╔══

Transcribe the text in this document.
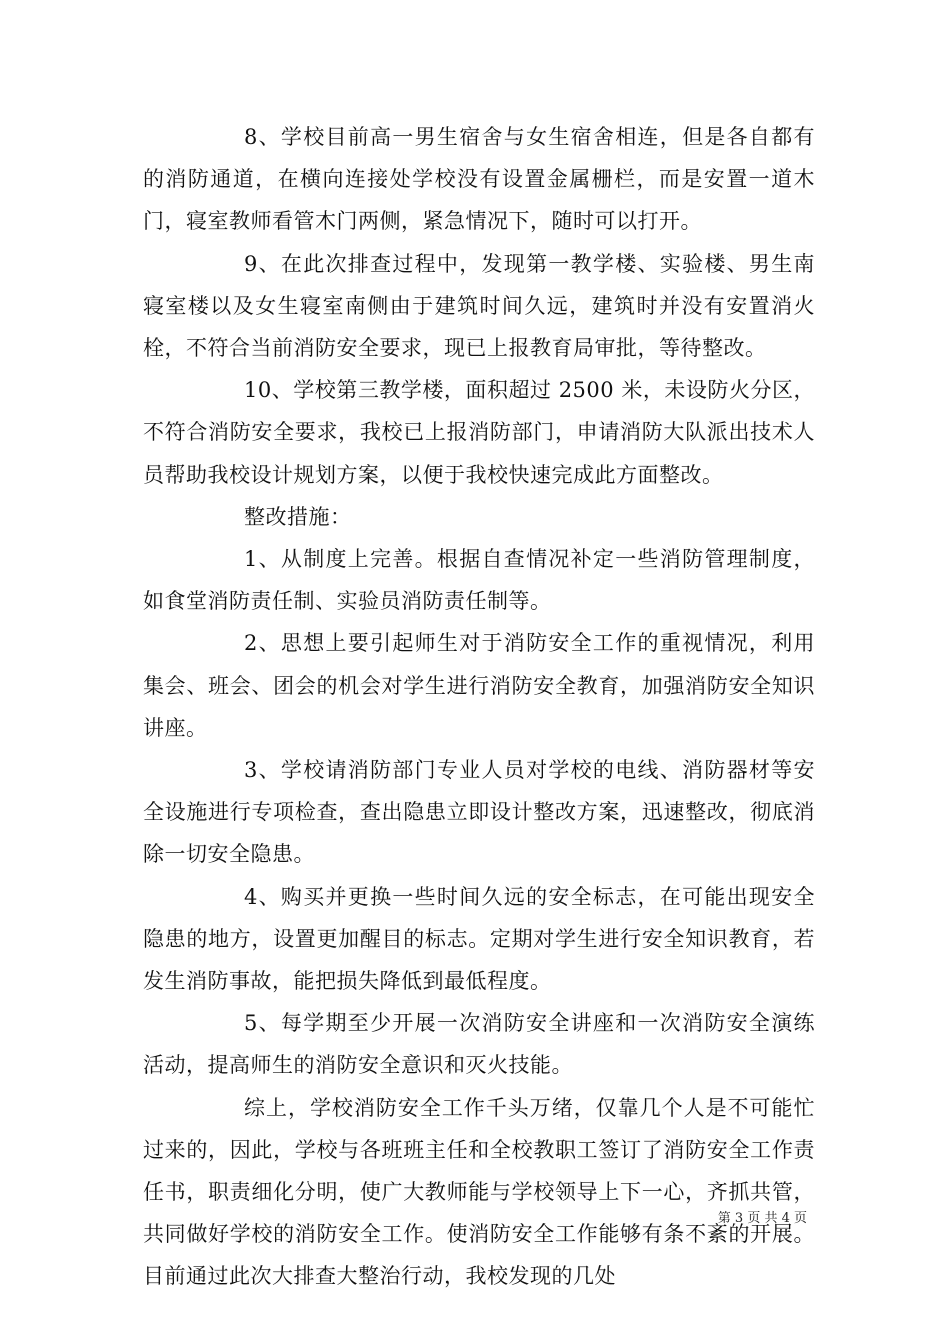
8、学校目前高一男生宿舍与女生宿舍相连，但是各自都有的消防通道，在横向连接处学校没有设置金属栅栏，而是安置一道木门，寝室教师看管木门两侧，紧急情况下，随时可以打开。

9、在此次排查过程中，发现第一教学楼、实验楼、男生南寝室楼以及女生寝室南侧由于建筑时间久远，建筑时并没有安置消火栓，不符合当前消防安全要求，现已上报教育局审批，等待整改。

10、学校第三教学楼，面积超过 2500 米，未设防火分区，不符合消防安全要求，我校已上报消防部门，申请消防大队派出技术人员帮助我校设计规划方案，以便于我校快速完成此方面整改。

整改措施：

1、从制度上完善。根据自查情况补定一些消防管理制度，如食堂消防责任制、实验员消防责任制等。

2、思想上要引起师生对于消防安全工作的重视情况，利用集会、班会、团会的机会对学生进行消防安全教育，加强消防安全知识讲座。

3、学校请消防部门专业人员对学校的电线、消防器材等安全设施进行专项检查，查出隐患立即设计整改方案，迅速整改，彻底消除一切安全隐患。

4、购买并更换一些时间久远的安全标志，在可能出现安全隐患的地方，设置更加醒目的标志。定期对学生进行安全知识教育，若发生消防事故，能把损失降低到最低程度。

5、每学期至少开展一次消防安全讲座和一次消防安全演练活动，提高师生的消防安全意识和灭火技能。

综上，学校消防安全工作千头万绪，仅靠几个人是不可能忙过来的，因此，学校与各班班主任和全校教职工签订了消防安全工作责任书，职责细化分明，使广大教师能与学校领导上下一心，齐抓共管，共同做好学校的消防安全工作。使消防安全工作能够有条不紊的开展。目前通过此次大排查大整治行动，我校发现的几处

第 3 页 共 4 页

╚══

• [EXERCISE BRIEF]:
Using the records above, output their complete text exactly, minus any images.

• [RESULT OF THIS EXERCISE]:
Transcribe the text in this document.
8、学校目前高一男生宿舍与女生宿舍相连，但是各自都有的消防通道，在横向连接处学校没有设置金属栅栏，而是安置一道木门，寝室教师看管木门两侧，紧急情况下，随时可以打开。

9、在此次排查过程中，发现第一教学楼、实验楼、男生南寝室楼以及女生寝室南侧由于建筑时间久远，建筑时并没有安置消火栓，不符合当前消防安全要求，现已上报教育局审批，等待整改。

10、学校第三教学楼，面积超过 2500 米，未设防火分区，不符合消防安全要求，我校已上报消防部门，申请消防大队派出技术人员帮助我校设计规划方案，以便于我校快速完成此方面整改。

整改措施：

1、从制度上完善。根据自查情况补定一些消防管理制度，如食堂消防责任制、实验员消防责任制等。

2、思想上要引起师生对于消防安全工作的重视情况，利用集会、班会、团会的机会对学生进行消防安全教育，加强消防安全知识讲座。

3、学校请消防部门专业人员对学校的电线、消防器材等安全设施进行专项检查，查出隐患立即设计整改方案，迅速整改，彻底消除一切安全隐患。

4、购买并更换一些时间久远的安全标志，在可能出现安全隐患的地方，设置更加醒目的标志。定期对学生进行安全知识教育，若发生消防事故，能把损失降低到最低程度。

5、每学期至少开展一次消防安全讲座和一次消防安全演练活动，提高师生的消防安全意识和灭火技能。

综上，学校消防安全工作千头万绪，仅靠几个人是不可能忙过来的，因此，学校与各班班主任和全校教职工签订了消防安全工作责任书，职责细化分明，使广大教师能与学校领导上下一心，齐抓共管，共同做好学校的消防安全工作。使消防安全工作能够有条不紊的开展。目前通过此次大排查大整治行动，我校发现的几处

第 3 页 共 4 页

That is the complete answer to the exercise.